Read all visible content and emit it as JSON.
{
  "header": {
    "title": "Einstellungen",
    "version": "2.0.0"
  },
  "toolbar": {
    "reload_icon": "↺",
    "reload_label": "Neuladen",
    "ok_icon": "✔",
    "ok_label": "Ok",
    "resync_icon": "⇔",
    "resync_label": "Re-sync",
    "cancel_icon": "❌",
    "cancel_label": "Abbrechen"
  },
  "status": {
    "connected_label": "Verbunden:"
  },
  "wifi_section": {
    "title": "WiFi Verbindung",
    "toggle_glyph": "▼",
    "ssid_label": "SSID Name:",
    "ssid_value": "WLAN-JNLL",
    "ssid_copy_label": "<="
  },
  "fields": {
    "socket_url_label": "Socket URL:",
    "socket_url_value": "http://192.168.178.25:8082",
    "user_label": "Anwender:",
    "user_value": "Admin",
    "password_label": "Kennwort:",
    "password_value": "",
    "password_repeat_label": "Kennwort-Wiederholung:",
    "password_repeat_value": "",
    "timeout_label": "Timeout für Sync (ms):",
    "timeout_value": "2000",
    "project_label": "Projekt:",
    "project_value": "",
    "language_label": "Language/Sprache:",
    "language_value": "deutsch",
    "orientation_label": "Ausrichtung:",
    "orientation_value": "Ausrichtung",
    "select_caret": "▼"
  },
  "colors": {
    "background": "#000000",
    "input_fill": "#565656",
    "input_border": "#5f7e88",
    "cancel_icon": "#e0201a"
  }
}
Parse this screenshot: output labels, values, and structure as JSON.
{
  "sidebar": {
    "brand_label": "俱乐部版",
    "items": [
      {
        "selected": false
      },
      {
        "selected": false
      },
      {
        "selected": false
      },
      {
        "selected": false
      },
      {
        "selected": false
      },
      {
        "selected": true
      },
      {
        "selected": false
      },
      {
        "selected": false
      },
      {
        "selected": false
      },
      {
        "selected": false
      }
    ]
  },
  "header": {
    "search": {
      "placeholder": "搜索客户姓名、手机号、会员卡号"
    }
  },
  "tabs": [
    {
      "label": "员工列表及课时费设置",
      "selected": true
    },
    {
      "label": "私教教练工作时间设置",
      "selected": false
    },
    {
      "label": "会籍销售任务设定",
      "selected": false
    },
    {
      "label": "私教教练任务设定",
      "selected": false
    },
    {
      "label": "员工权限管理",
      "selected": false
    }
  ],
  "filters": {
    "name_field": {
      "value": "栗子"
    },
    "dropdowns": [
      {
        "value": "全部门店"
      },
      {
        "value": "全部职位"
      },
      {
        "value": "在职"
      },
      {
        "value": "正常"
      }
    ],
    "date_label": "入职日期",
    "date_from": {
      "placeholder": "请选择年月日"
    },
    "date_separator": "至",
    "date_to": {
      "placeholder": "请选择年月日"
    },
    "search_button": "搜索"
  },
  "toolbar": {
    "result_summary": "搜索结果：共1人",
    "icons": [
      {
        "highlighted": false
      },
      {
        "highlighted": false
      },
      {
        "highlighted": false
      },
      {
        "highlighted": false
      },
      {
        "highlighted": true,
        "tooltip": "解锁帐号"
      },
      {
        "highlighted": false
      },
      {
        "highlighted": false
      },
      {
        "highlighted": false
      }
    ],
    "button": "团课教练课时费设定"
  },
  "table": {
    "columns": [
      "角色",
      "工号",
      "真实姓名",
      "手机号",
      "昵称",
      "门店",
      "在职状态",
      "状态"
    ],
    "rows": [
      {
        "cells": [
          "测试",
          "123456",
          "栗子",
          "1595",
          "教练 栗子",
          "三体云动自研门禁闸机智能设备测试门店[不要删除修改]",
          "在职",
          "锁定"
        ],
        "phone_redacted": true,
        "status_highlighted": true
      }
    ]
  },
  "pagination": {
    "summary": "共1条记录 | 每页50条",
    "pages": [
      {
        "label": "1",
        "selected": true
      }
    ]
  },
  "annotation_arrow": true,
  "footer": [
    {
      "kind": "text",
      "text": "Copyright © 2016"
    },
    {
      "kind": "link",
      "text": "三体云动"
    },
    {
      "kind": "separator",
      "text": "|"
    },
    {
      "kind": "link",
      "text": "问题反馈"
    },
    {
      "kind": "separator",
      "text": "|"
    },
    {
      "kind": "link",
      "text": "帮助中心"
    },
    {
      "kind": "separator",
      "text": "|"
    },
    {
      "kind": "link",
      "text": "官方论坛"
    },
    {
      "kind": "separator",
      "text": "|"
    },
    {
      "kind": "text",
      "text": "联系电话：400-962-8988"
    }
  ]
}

====================

Written instruction: Give back the whole listing exactly as it reads.

Response:
Read all visible content and emit it as JSON.
{
  "header": {
    "title": "Einstellungen",
    "version": "2.0.0"
  },
  "toolbar": {
    "reload_icon": "↺",
    "reload_label": "Neuladen",
    "ok_icon": "✔",
    "ok_label": "Ok",
    "resync_icon": "⇔",
    "resync_label": "Re-sync",
    "cancel_icon": "❌",
    "cancel_label": "Abbrechen"
  },
  "status": {
    "connected_label": "Verbunden:"
  },
  "wifi_section": {
    "title": "WiFi Verbindung",
    "toggle_glyph": "▼",
    "ssid_label": "SSID Name:",
    "ssid_value": "WLAN-JNLL",
    "ssid_copy_label": "<="
  },
  "fields": {
    "socket_url_label": "Socket URL:",
    "socket_url_value": "http://192.168.178.25:8082",
    "user_label": "Anwender:",
    "user_value": "Admin",
    "password_label": "Kennwort:",
    "password_value": "",
    "password_repeat_label": "Kennwort-Wiederholung:",
    "password_repeat_value": "",
    "timeout_label": "Timeout für Sync (ms):",
    "timeout_value": "2000",
    "project_label": "Projekt:",
    "project_value": "",
    "language_label": "Language/Sprache:",
    "language_value": "deutsch",
    "orientation_label": "Ausrichtung:",
    "orientation_value": "Ausrichtung",
    "select_caret": "▼"
  },
  "colors": {
    "background": "#000000",
    "input_fill": "#565656",
    "input_border": "#5f7e88",
    "cancel_icon": "#e0201a"
  }
}
Parse this screenshot: output labels, values, and structure as JSON.
{
  "sidebar": {
    "brand_label": "俱乐部版",
    "items": [
      {
        "selected": false
      },
      {
        "selected": false
      },
      {
        "selected": false
      },
      {
        "selected": false
      },
      {
        "selected": false
      },
      {
        "selected": true
      },
      {
        "selected": false
      },
      {
        "selected": false
      },
      {
        "selected": false
      },
      {
        "selected": false
      }
    ]
  },
  "header": {
    "search": {
      "placeholder": "搜索客户姓名、手机号、会员卡号"
    }
  },
  "tabs": [
    {
      "label": "员工列表及课时费设置",
      "selected": true
    },
    {
      "label": "私教教练工作时间设置",
      "selected": false
    },
    {
      "label": "会籍销售任务设定",
      "selected": false
    },
    {
      "label": "私教教练任务设定",
      "selected": false
    },
    {
      "label": "员工权限管理",
      "selected": false
    }
  ],
  "filters": {
    "name_field": {
      "value": "栗子"
    },
    "dropdowns": [
      {
        "value": "全部门店"
      },
      {
        "value": "全部职位"
      },
      {
        "value": "在职"
      },
      {
        "value": "正常"
      }
    ],
    "date_label": "入职日期",
    "date_from": {
      "placeholder": "请选择年月日"
    },
    "date_separator": "至",
    "date_to": {
      "placeholder": "请选择年月日"
    },
    "search_button": "搜索"
  },
  "toolbar": {
    "result_summary": "搜索结果：共1人",
    "icons": [
      {
        "highlighted": false
      },
      {
        "highlighted": false
      },
      {
        "highlighted": false
      },
      {
        "highlighted": false
      },
      {
        "highlighted": true,
        "tooltip": "解锁帐号"
      },
      {
        "highlighted": false
      },
      {
        "highlighted": false
      },
      {
        "highlighted": false
      }
    ],
    "button": "团课教练课时费设定"
  },
  "table": {
    "columns": [
      "角色",
      "工号",
      "真实姓名",
      "手机号",
      "昵称",
      "门店",
      "在职状态",
      "状态"
    ],
    "rows": [
      {
        "cells": [
          "测试",
          "123456",
          "栗子",
          "1595",
          "教练 栗子",
          "三体云动自研门禁闸机智能设备测试门店[不要删除修改]",
          "在职",
          "锁定"
        ],
        "phone_redacted": true,
        "status_highlighted": true
      }
    ]
  },
  "pagination": {
    "summary": "共1条记录 | 每页50条",
    "pages": [
      {
        "label": "1",
        "selected": true
      }
    ]
  },
  "annotation_arrow": true,
  "footer": [
    {
      "kind": "text",
      "text": "Copyright © 2016"
    },
    {
      "kind": "link",
      "text": "三体云动"
    },
    {
      "kind": "separator",
      "text": "|"
    },
    {
      "kind": "link",
      "text": "问题反馈"
    },
    {
      "kind": "separator",
      "text": "|"
    },
    {
      "kind": "link",
      "text": "帮助中心"
    },
    {
      "kind": "separator",
      "text": "|"
    },
    {
      "kind": "link",
      "text": "官方论坛"
    },
    {
      "kind": "separator",
      "text": "|"
    },
    {
      "kind": "text",
      "text": "联系电话：400-962-8988"
    }
  ]
}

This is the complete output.